◆ DIRECTIVE ◆
From the entries below, say how many lines carry the word "name", and give nothing but the number.

**** DATA LISTING

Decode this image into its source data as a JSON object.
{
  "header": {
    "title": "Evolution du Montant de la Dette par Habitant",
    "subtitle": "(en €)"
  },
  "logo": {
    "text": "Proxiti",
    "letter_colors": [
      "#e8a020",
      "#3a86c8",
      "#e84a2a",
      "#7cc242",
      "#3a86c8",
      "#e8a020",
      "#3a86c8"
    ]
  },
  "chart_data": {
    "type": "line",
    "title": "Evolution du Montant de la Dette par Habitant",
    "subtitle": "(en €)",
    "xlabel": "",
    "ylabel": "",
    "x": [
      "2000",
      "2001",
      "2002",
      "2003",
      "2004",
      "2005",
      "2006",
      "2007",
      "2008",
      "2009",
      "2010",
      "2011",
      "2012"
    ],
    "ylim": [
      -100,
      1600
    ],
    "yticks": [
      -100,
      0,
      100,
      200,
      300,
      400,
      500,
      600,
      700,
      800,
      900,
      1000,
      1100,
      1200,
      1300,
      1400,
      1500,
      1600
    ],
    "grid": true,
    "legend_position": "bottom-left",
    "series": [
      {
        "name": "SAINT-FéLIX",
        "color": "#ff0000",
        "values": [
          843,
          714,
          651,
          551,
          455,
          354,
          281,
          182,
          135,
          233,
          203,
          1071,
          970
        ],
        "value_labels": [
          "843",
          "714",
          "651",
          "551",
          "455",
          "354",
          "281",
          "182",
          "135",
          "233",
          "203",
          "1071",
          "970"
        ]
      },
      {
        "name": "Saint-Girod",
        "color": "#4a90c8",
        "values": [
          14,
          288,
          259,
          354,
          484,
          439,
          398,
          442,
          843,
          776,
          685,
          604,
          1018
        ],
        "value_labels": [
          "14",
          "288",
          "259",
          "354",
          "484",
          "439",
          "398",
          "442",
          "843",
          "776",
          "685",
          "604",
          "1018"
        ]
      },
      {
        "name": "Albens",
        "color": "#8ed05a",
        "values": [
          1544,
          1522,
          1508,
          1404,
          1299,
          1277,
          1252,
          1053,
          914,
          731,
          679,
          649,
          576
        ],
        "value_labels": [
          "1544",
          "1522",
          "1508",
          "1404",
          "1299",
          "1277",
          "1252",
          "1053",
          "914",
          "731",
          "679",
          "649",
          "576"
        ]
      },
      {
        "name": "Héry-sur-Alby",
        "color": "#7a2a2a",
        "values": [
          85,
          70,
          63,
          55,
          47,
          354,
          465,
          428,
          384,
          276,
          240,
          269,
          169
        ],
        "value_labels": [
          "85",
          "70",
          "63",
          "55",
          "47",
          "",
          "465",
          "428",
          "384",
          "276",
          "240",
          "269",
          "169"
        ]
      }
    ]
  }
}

********

◆ EXERCISE OUTPUT ◆
4